[RECORDS SHOWN]
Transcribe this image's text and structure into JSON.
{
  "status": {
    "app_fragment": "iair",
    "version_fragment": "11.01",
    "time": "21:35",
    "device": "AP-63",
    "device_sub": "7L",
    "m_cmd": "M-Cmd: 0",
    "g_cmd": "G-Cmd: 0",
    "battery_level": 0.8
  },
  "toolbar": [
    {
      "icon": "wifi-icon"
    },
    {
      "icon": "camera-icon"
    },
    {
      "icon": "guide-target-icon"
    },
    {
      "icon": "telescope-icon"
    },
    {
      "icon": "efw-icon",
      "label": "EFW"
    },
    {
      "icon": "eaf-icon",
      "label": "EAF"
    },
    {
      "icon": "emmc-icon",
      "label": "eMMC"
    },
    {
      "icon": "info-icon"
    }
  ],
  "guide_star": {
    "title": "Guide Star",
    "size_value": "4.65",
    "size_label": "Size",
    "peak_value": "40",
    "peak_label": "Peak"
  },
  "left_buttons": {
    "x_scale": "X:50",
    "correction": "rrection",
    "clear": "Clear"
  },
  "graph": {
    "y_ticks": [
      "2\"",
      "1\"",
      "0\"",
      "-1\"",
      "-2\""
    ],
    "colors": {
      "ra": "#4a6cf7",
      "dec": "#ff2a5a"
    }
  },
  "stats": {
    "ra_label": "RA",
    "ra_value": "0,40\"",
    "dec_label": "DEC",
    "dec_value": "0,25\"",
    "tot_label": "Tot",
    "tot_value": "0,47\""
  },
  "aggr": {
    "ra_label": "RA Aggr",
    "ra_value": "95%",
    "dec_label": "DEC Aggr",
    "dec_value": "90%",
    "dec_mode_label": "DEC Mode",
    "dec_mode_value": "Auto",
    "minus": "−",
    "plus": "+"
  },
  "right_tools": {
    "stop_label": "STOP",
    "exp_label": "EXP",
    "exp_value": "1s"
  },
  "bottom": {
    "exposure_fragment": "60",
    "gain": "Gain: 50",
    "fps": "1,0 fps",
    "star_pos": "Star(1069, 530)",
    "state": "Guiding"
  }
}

[OBJECTIVE]
Write out every line of the material again, exactly as it reads.

[ANSWER]
Transcribe this image's text and structure into JSON.
{
  "status": {
    "app_fragment": "iair",
    "version_fragment": "11.01",
    "time": "21:35",
    "device": "AP-63",
    "device_sub": "7L",
    "m_cmd": "M-Cmd: 0",
    "g_cmd": "G-Cmd: 0",
    "battery_level": 0.8
  },
  "toolbar": [
    {
      "icon": "wifi-icon"
    },
    {
      "icon": "camera-icon"
    },
    {
      "icon": "guide-target-icon"
    },
    {
      "icon": "telescope-icon"
    },
    {
      "icon": "efw-icon",
      "label": "EFW"
    },
    {
      "icon": "eaf-icon",
      "label": "EAF"
    },
    {
      "icon": "emmc-icon",
      "label": "eMMC"
    },
    {
      "icon": "info-icon"
    }
  ],
  "guide_star": {
    "title": "Guide Star",
    "size_value": "4.65",
    "size_label": "Size",
    "peak_value": "40",
    "peak_label": "Peak"
  },
  "left_buttons": {
    "x_scale": "X:50",
    "correction": "rrection",
    "clear": "Clear"
  },
  "graph": {
    "y_ticks": [
      "2\"",
      "1\"",
      "0\"",
      "-1\"",
      "-2\""
    ],
    "colors": {
      "ra": "#4a6cf7",
      "dec": "#ff2a5a"
    }
  },
  "stats": {
    "ra_label": "RA",
    "ra_value": "0,40\"",
    "dec_label": "DEC",
    "dec_value": "0,25\"",
    "tot_label": "Tot",
    "tot_value": "0,47\""
  },
  "aggr": {
    "ra_label": "RA Aggr",
    "ra_value": "95%",
    "dec_label": "DEC Aggr",
    "dec_value": "90%",
    "dec_mode_label": "DEC Mode",
    "dec_mode_value": "Auto",
    "minus": "−",
    "plus": "+"
  },
  "right_tools": {
    "stop_label": "STOP",
    "exp_label": "EXP",
    "exp_value": "1s"
  },
  "bottom": {
    "exposure_fragment": "60",
    "gain": "Gain: 50",
    "fps": "1,0 fps",
    "star_pos": "Star(1069, 530)",
    "state": "Guiding"
  }
}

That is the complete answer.